_Short problem_
All records should be reproduced verbatim.

_Information given_

- - -

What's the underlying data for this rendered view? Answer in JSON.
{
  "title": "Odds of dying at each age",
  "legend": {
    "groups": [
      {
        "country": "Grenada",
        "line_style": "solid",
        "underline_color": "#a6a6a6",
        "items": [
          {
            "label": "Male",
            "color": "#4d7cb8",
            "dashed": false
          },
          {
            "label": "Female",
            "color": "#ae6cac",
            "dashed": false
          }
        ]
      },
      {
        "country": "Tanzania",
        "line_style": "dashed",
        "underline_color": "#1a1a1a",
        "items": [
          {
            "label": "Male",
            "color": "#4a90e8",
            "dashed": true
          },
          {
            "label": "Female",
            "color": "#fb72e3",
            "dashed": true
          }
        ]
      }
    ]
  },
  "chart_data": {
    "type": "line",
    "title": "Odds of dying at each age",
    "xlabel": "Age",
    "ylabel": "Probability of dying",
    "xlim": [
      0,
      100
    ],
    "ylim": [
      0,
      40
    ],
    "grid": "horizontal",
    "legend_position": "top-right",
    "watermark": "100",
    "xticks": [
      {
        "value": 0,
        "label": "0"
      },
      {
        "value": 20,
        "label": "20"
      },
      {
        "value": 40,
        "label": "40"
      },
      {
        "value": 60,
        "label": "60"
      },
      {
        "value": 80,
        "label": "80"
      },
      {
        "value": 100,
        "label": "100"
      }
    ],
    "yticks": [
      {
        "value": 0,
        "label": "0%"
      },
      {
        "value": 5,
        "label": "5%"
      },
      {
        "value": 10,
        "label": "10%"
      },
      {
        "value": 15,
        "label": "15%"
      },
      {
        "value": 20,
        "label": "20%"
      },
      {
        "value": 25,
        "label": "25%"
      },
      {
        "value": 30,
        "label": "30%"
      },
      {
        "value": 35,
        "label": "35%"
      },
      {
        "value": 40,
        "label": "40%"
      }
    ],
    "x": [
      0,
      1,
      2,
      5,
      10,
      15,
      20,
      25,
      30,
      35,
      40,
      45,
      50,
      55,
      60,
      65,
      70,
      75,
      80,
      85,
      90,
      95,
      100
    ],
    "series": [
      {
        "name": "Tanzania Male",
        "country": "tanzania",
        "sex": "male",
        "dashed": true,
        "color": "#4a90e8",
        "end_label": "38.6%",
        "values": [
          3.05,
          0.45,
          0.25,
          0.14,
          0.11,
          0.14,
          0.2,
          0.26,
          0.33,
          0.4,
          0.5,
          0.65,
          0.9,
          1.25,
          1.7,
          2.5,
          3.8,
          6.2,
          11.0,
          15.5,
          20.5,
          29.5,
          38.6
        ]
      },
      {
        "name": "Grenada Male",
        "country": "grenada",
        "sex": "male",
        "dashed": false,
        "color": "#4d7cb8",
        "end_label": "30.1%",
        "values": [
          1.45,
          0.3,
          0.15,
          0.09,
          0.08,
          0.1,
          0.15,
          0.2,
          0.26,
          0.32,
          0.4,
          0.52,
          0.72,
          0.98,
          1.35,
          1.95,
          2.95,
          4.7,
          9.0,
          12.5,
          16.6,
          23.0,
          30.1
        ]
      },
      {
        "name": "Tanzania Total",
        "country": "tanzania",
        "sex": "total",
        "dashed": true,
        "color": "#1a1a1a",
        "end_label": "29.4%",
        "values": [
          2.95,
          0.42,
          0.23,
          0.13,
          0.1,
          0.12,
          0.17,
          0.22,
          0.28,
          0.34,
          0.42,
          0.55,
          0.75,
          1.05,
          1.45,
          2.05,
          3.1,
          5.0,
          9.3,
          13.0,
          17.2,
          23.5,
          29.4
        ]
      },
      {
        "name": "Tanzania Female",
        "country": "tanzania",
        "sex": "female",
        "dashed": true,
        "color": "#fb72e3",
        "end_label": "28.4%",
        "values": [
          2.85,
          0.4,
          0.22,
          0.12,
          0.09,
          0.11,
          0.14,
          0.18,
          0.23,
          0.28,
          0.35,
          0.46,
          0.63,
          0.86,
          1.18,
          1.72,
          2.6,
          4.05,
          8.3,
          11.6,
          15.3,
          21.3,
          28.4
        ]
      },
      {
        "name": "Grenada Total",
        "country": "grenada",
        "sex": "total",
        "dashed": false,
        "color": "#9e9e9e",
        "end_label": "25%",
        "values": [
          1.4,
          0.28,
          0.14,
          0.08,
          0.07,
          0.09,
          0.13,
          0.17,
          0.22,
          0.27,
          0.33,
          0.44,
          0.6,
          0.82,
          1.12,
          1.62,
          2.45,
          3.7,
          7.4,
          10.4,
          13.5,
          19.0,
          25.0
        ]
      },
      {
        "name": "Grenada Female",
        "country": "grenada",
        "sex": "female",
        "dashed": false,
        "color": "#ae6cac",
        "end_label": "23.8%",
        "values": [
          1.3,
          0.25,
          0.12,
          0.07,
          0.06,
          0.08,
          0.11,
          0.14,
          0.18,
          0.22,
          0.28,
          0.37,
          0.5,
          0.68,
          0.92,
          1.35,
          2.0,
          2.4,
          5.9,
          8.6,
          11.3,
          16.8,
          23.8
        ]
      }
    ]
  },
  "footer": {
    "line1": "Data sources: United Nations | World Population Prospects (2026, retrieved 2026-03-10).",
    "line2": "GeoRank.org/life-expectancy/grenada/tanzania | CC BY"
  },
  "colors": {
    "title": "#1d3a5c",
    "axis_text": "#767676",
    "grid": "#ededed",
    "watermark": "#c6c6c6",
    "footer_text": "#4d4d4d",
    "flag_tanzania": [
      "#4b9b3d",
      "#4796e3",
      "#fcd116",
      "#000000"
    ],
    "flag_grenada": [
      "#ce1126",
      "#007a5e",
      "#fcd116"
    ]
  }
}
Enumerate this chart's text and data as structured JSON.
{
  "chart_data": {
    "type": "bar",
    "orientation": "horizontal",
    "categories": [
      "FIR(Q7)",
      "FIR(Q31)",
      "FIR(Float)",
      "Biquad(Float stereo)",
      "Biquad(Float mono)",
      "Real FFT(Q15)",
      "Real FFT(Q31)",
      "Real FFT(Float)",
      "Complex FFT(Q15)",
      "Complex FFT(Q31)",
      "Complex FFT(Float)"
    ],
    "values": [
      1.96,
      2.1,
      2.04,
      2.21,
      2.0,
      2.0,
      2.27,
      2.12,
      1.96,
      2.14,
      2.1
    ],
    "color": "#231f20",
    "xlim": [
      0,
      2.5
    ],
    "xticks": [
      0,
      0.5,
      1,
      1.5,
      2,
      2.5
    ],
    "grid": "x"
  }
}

- - -

_Full response_
What's the underlying data for this rendered view? Answer in JSON.
{
  "title": "Odds of dying at each age",
  "legend": {
    "groups": [
      {
        "country": "Grenada",
        "line_style": "solid",
        "underline_color": "#a6a6a6",
        "items": [
          {
            "label": "Male",
            "color": "#4d7cb8",
            "dashed": false
          },
          {
            "label": "Female",
            "color": "#ae6cac",
            "dashed": false
          }
        ]
      },
      {
        "country": "Tanzania",
        "line_style": "dashed",
        "underline_color": "#1a1a1a",
        "items": [
          {
            "label": "Male",
            "color": "#4a90e8",
            "dashed": true
          },
          {
            "label": "Female",
            "color": "#fb72e3",
            "dashed": true
          }
        ]
      }
    ]
  },
  "chart_data": {
    "type": "line",
    "title": "Odds of dying at each age",
    "xlabel": "Age",
    "ylabel": "Probability of dying",
    "xlim": [
      0,
      100
    ],
    "ylim": [
      0,
      40
    ],
    "grid": "horizontal",
    "legend_position": "top-right",
    "watermark": "100",
    "xticks": [
      {
        "value": 0,
        "label": "0"
      },
      {
        "value": 20,
        "label": "20"
      },
      {
        "value": 40,
        "label": "40"
      },
      {
        "value": 60,
        "label": "60"
      },
      {
        "value": 80,
        "label": "80"
      },
      {
        "value": 100,
        "label": "100"
      }
    ],
    "yticks": [
      {
        "value": 0,
        "label": "0%"
      },
      {
        "value": 5,
        "label": "5%"
      },
      {
        "value": 10,
        "label": "10%"
      },
      {
        "value": 15,
        "label": "15%"
      },
      {
        "value": 20,
        "label": "20%"
      },
      {
        "value": 25,
        "label": "25%"
      },
      {
        "value": 30,
        "label": "30%"
      },
      {
        "value": 35,
        "label": "35%"
      },
      {
        "value": 40,
        "label": "40%"
      }
    ],
    "x": [
      0,
      1,
      2,
      5,
      10,
      15,
      20,
      25,
      30,
      35,
      40,
      45,
      50,
      55,
      60,
      65,
      70,
      75,
      80,
      85,
      90,
      95,
      100
    ],
    "series": [
      {
        "name": "Tanzania Male",
        "country": "tanzania",
        "sex": "male",
        "dashed": true,
        "color": "#4a90e8",
        "end_label": "38.6%",
        "values": [
          3.05,
          0.45,
          0.25,
          0.14,
          0.11,
          0.14,
          0.2,
          0.26,
          0.33,
          0.4,
          0.5,
          0.65,
          0.9,
          1.25,
          1.7,
          2.5,
          3.8,
          6.2,
          11.0,
          15.5,
          20.5,
          29.5,
          38.6
        ]
      },
      {
        "name": "Grenada Male",
        "country": "grenada",
        "sex": "male",
        "dashed": false,
        "color": "#4d7cb8",
        "end_label": "30.1%",
        "values": [
          1.45,
          0.3,
          0.15,
          0.09,
          0.08,
          0.1,
          0.15,
          0.2,
          0.26,
          0.32,
          0.4,
          0.52,
          0.72,
          0.98,
          1.35,
          1.95,
          2.95,
          4.7,
          9.0,
          12.5,
          16.6,
          23.0,
          30.1
        ]
      },
      {
        "name": "Tanzania Total",
        "country": "tanzania",
        "sex": "total",
        "dashed": true,
        "color": "#1a1a1a",
        "end_label": "29.4%",
        "values": [
          2.95,
          0.42,
          0.23,
          0.13,
          0.1,
          0.12,
          0.17,
          0.22,
          0.28,
          0.34,
          0.42,
          0.55,
          0.75,
          1.05,
          1.45,
          2.05,
          3.1,
          5.0,
          9.3,
          13.0,
          17.2,
          23.5,
          29.4
        ]
      },
      {
        "name": "Tanzania Female",
        "country": "tanzania",
        "sex": "female",
        "dashed": true,
        "color": "#fb72e3",
        "end_label": "28.4%",
        "values": [
          2.85,
          0.4,
          0.22,
          0.12,
          0.09,
          0.11,
          0.14,
          0.18,
          0.23,
          0.28,
          0.35,
          0.46,
          0.63,
          0.86,
          1.18,
          1.72,
          2.6,
          4.05,
          8.3,
          11.6,
          15.3,
          21.3,
          28.4
        ]
      },
      {
        "name": "Grenada Total",
        "country": "grenada",
        "sex": "total",
        "dashed": false,
        "color": "#9e9e9e",
        "end_label": "25%",
        "values": [
          1.4,
          0.28,
          0.14,
          0.08,
          0.07,
          0.09,
          0.13,
          0.17,
          0.22,
          0.27,
          0.33,
          0.44,
          0.6,
          0.82,
          1.12,
          1.62,
          2.45,
          3.7,
          7.4,
          10.4,
          13.5,
          19.0,
          25.0
        ]
      },
      {
        "name": "Grenada Female",
        "country": "grenada",
        "sex": "female",
        "dashed": false,
        "color": "#ae6cac",
        "end_label": "23.8%",
        "values": [
          1.3,
          0.25,
          0.12,
          0.07,
          0.06,
          0.08,
          0.11,
          0.14,
          0.18,
          0.22,
          0.28,
          0.37,
          0.5,
          0.68,
          0.92,
          1.35,
          2.0,
          2.4,
          5.9,
          8.6,
          11.3,
          16.8,
          23.8
        ]
      }
    ]
  },
  "footer": {
    "line1": "Data sources: United Nations | World Population Prospects (2026, retrieved 2026-03-10).",
    "line2": "GeoRank.org/life-expectancy/grenada/tanzania | CC BY"
  },
  "colors": {
    "title": "#1d3a5c",
    "axis_text": "#767676",
    "grid": "#ededed",
    "watermark": "#c6c6c6",
    "footer_text": "#4d4d4d",
    "flag_tanzania": [
      "#4b9b3d",
      "#4796e3",
      "#fcd116",
      "#000000"
    ],
    "flag_grenada": [
      "#ce1126",
      "#007a5e",
      "#fcd116"
    ]
  }
}
Enumerate this chart's text and data as structured JSON.
{
  "chart_data": {
    "type": "bar",
    "orientation": "horizontal",
    "categories": [
      "FIR(Q7)",
      "FIR(Q31)",
      "FIR(Float)",
      "Biquad(Float stereo)",
      "Biquad(Float mono)",
      "Real FFT(Q15)",
      "Real FFT(Q31)",
      "Real FFT(Float)",
      "Complex FFT(Q15)",
      "Complex FFT(Q31)",
      "Complex FFT(Float)"
    ],
    "values": [
      1.96,
      2.1,
      2.04,
      2.21,
      2.0,
      2.0,
      2.27,
      2.12,
      1.96,
      2.14,
      2.1
    ],
    "color": "#231f20",
    "xlim": [
      0,
      2.5
    ],
    "xticks": [
      0,
      0.5,
      1,
      1.5,
      2,
      2.5
    ],
    "grid": "x"
  }
}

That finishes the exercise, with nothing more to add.